▶ Aufgaben
A: Nenne alle Personen, deren Veranstaltungen im Kommentar zur Israelkritik als abgesagt oder verboten aufgeführt werden, jeweils mit Datum und Ort.
B: Schreib den Kommentar zur Israelkritik nach seinem letzten Satz mit einem weiteren Absatz weiter.

▶ Zitierter Text

Israelkritik: Wie ein Kopfgeldjäger

„Jerusalem Post“-Korrespondent Benjamin Weinthal hat hier Konsequenzen gegen vermeintliche Antisemiten gefordert. Der Psychologe Rolf Verleger widerspricht

Ein jüdischer Staat in Baden-Württemberg wäre vielleicht auch keine Lösung: pro-palästinensische Demo in Stuttgart Foto: Daniel Maurer/dpa

Ben Weinthal traf ich vor neun Jahren. Für das jüdische US-Magazin Forward schrieb er damals einen objektiven Bericht über meine Initiative Schalom5767 und zitierte darin ihre Kernaussage: „Das Grundübel ist die seit 1967 andauernde israelische Besetzung palästinensischen Gebiets.“

Danach muss etwas mit ihm passiert sein. Er wirkt jetzt wie ein Kopfgeldjäger. Wo immer Vertreibung und Landraub an den Palästinensern, die Besatzung der Westbank, die Einkesselung Gazas thematisiert wird: Weinthal schwingt sich aufs E-Mail-Ross, schreibt selbst den Haftbefehl „Antisemitismus“ – und schießt gegen die Veranstalter. Nicht ohne Erfolg: Arn Strohmeyer am 26. Januar in Bremen, Abi Melzer am 23. und Nirit Sommerfeld am 30. September, beide in München – abgesagt, verboten. Egal, ob Christ oder Jude, Weinthal fordert: Boykottiert sie, die Verräter und Volksfeinde!

▶ Einträge
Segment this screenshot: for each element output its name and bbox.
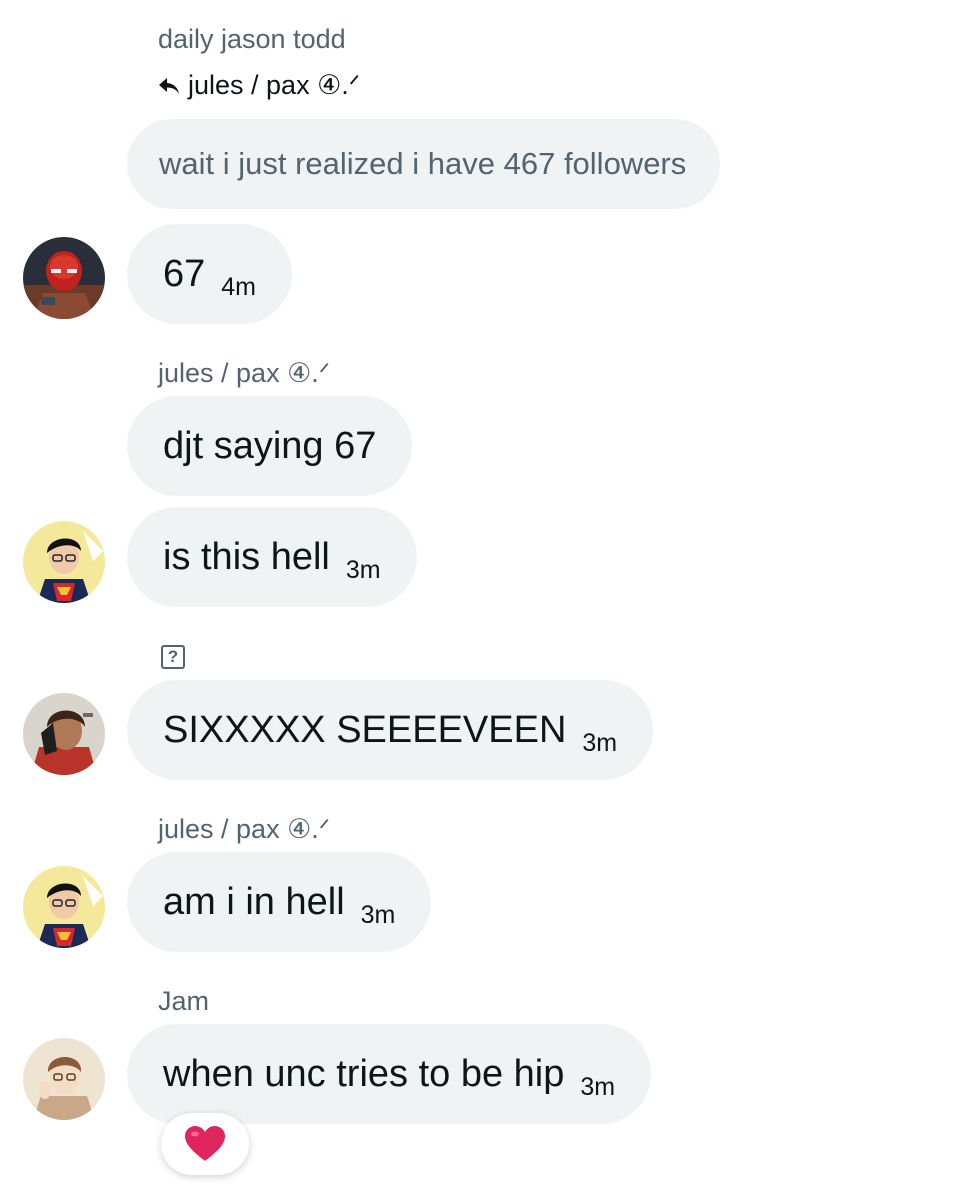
message-bubble[interactable]: 67 4m [127, 224, 293, 324]
red-hood-avatar[interactable] [23, 237, 105, 319]
quoted-message-text: wait i just realized i have 467 follower… [159, 146, 687, 181]
unknown-glyph-icon: ? [161, 645, 185, 669]
message-timestamp: 3m [580, 1072, 616, 1101]
message-bubble[interactable]: djt saying 67 [127, 396, 413, 496]
reaction-heart[interactable] [161, 1113, 249, 1175]
superboy-avatar[interactable] [23, 521, 105, 603]
message-bubble[interactable]: SIXXXXX SEEEEVEEN 3m [127, 680, 654, 780]
message-text: is this hell [163, 535, 330, 578]
sketch-character-avatar[interactable] [23, 1038, 105, 1120]
heart-icon [184, 1125, 226, 1163]
message-bubble[interactable]: when unc tries to be hip 3m [127, 1024, 652, 1124]
sender-name: jules / pax ④.ᐟ [158, 814, 331, 844]
hooded-character-avatar[interactable] [23, 693, 105, 775]
message-text: 67 [163, 252, 206, 295]
sender-name: daily jason todd [158, 24, 346, 54]
sender-name: Jam [158, 986, 210, 1016]
message-text: SIXXXXX SEEEEVEEN [163, 708, 567, 751]
message-bubble[interactable]: is this hell 3m [127, 507, 417, 607]
message-timestamp: 3m [345, 555, 381, 584]
superboy-avatar[interactable] [23, 866, 105, 948]
message-text: when unc tries to be hip [163, 1052, 565, 1095]
quoted-message[interactable]: wait i just realized i have 467 follower… [127, 119, 721, 209]
reply-to-name: jules / pax ④.ᐟ [188, 70, 361, 100]
message-bubble[interactable]: am i in hell 3m [127, 852, 432, 952]
sender-name: jules / pax ④.ᐟ [158, 358, 331, 388]
message-text: am i in hell [163, 880, 345, 923]
reply-arrow-icon [158, 76, 180, 96]
message-timestamp: 3m [360, 900, 396, 929]
reply-indicator[interactable]: jules / pax ④.ᐟ [158, 70, 360, 101]
message-text: djt saying 67 [163, 424, 377, 467]
message-timestamp: 4m [221, 272, 257, 301]
message-timestamp: 3m [582, 728, 618, 757]
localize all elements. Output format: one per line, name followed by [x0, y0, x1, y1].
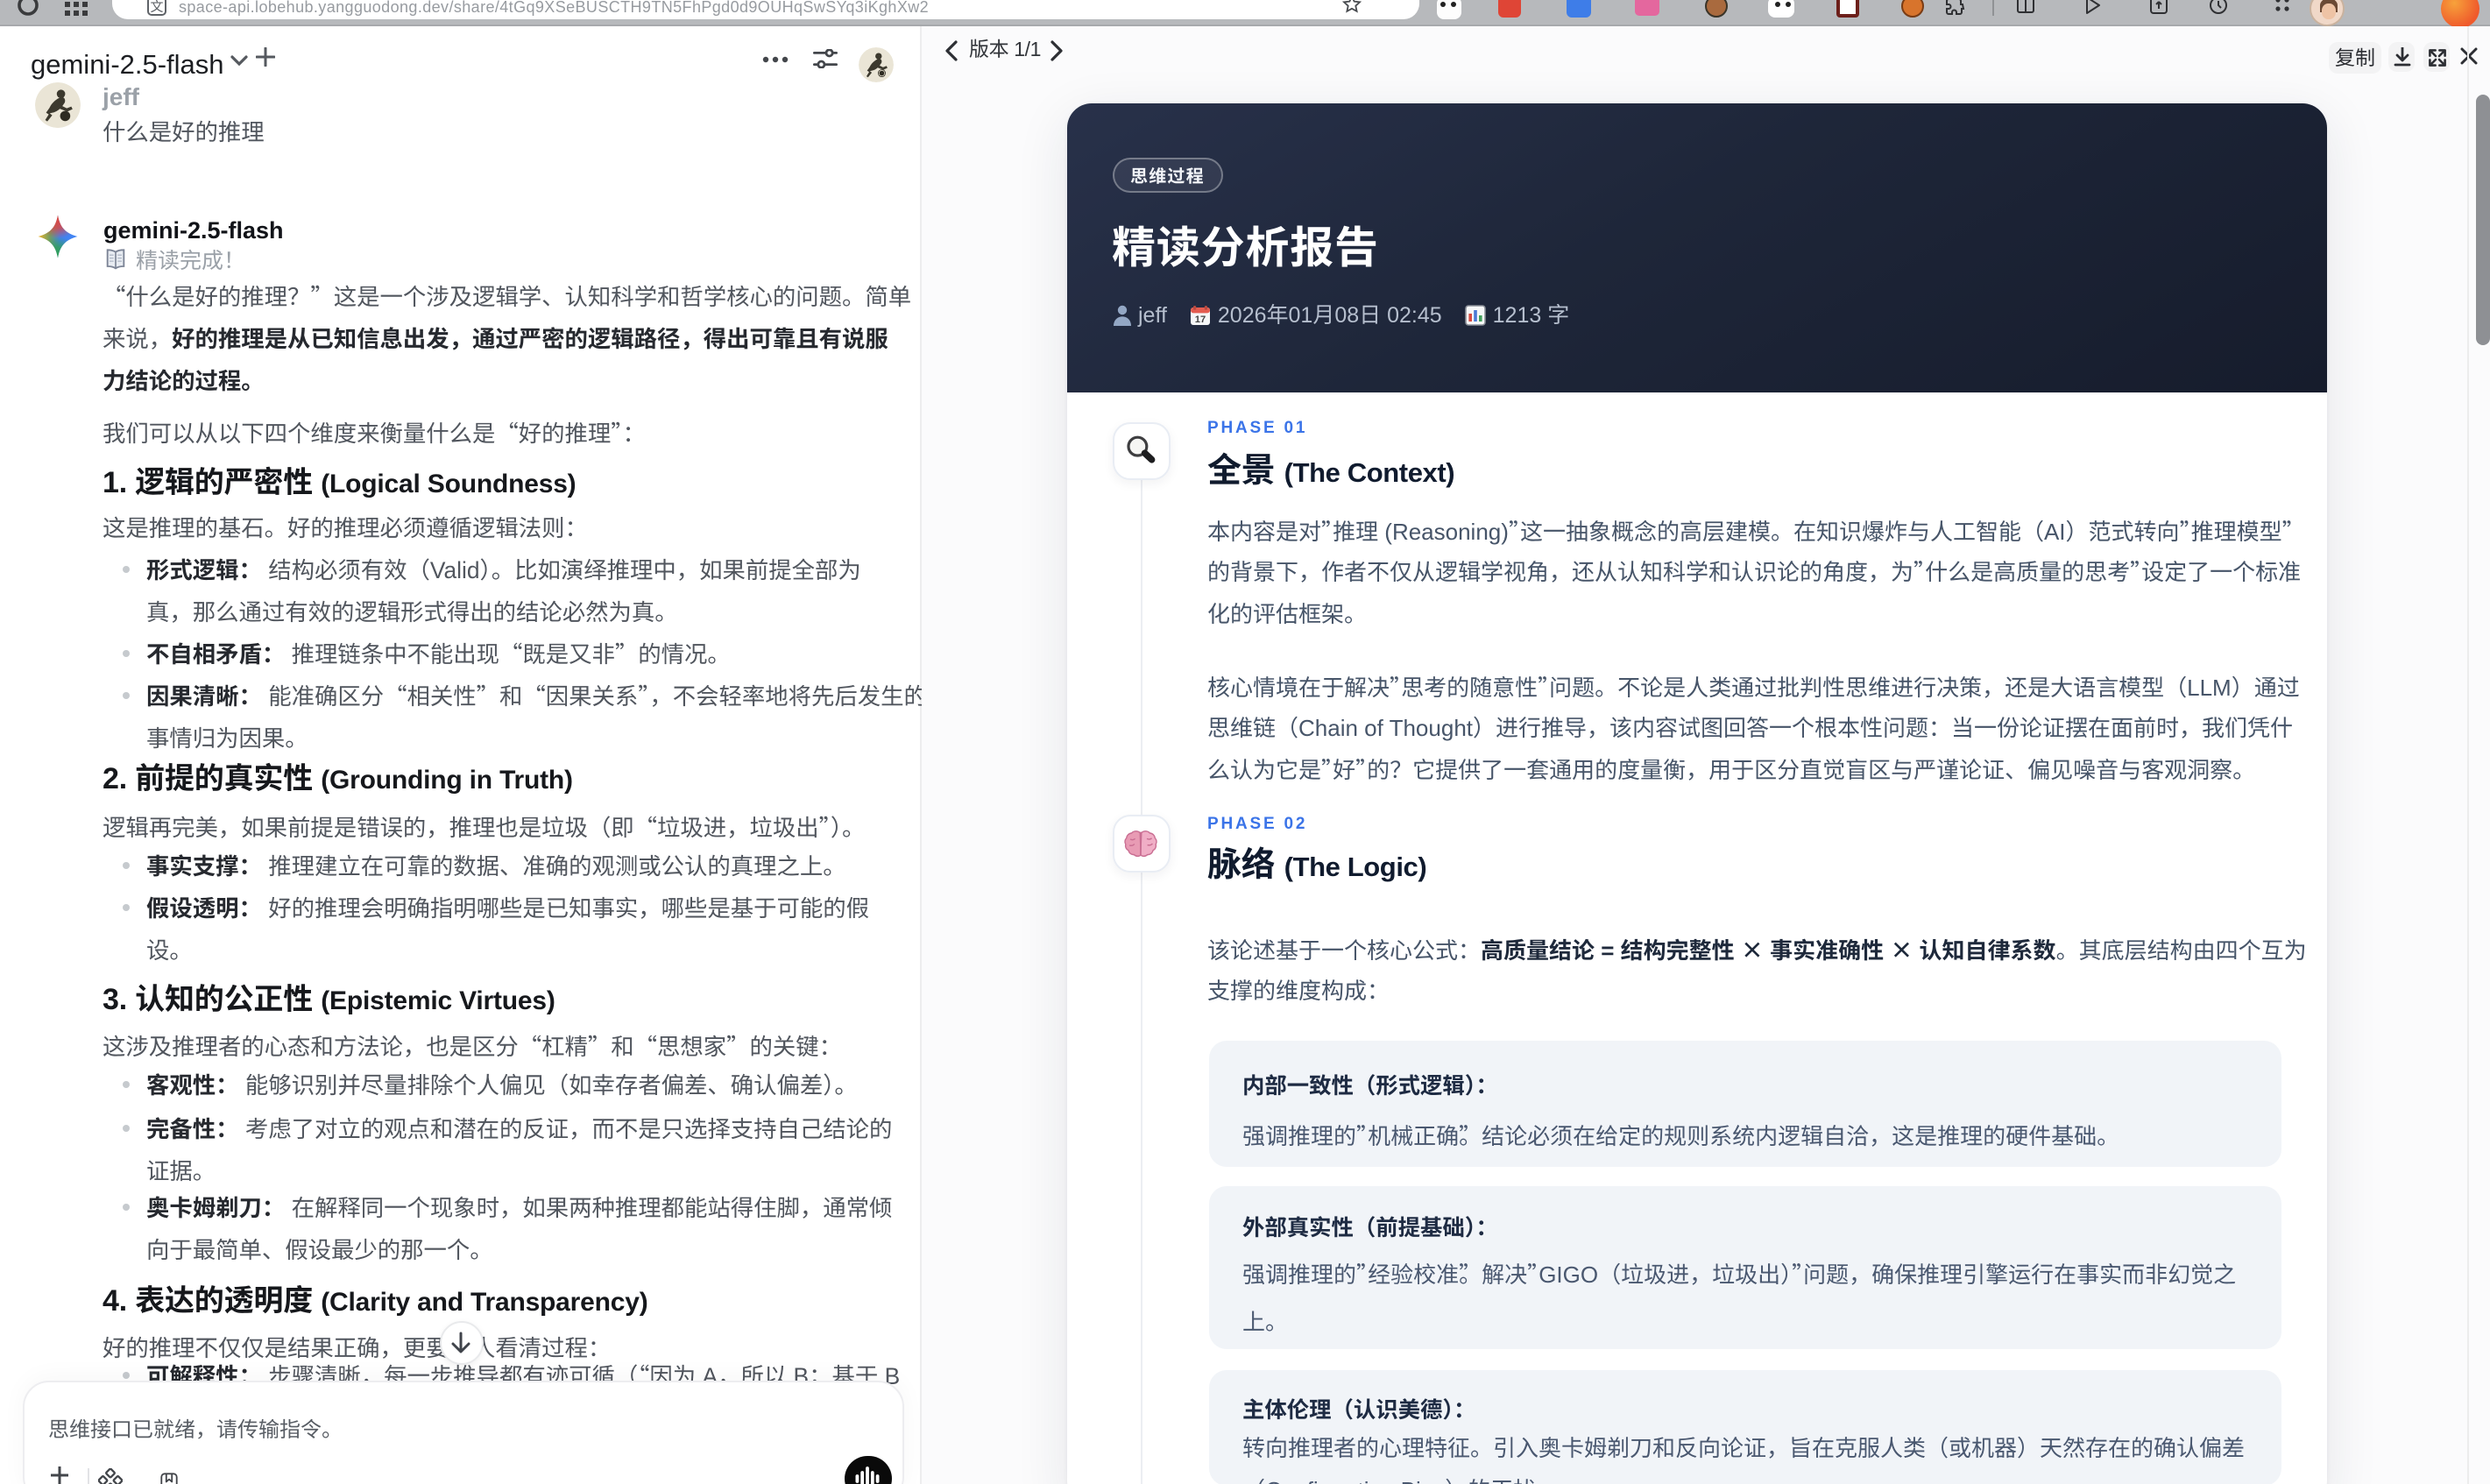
svg-text:17: 17	[1195, 312, 1206, 326]
svg-text:文: 文	[150, 0, 163, 14]
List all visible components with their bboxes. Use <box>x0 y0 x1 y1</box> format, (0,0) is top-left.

▶ Erwartete Lösungen
A:
- Arn Strohmeyer, 26. Januar, Bremen
- Abi Melzer, 23. September, München
- Nirit Sommerfeld, 30. September, München

B:
Nun hat er sich in der taz über ein Seminar in Hildesheim verbreitet. Das Seminar hatte zuletzt sechs Teilnehmer, und es gibt längst eine sachverständige Kommission unter Leitung von Prof. Schüler-Springorum, die sich der Sache annimmt. Aber darauf möchte Weinthal nicht warten. Der Skalp der Hochschulpräsidentin muss her. Bekommt er dafür eine Prämie?

Der nächste Skalp an Weinthals Gürtel soll Christoph Glanz aus Oldenburg werden. Glanz habe gefordert, man solle den Staat Israel nach Baden-Württemberg verlegen. Das, so Weinthal, habe auch Ahmadinedschad gesagt, also sei dies antisemitisch. Es ist aber nicht antisemitisch: Es wäre allenfalls anti-schwäbisch. Denn es bedeutet: Die Zeche für die jahrhundertelange Verfolgung und Diskriminierung von Juden in den christlichen Teilen Europas und für die Vernichtung des deutschen und europäischen Judentums durch Deutschland und seine Helfer sollte Deutschland bezahlen, nicht Arabien.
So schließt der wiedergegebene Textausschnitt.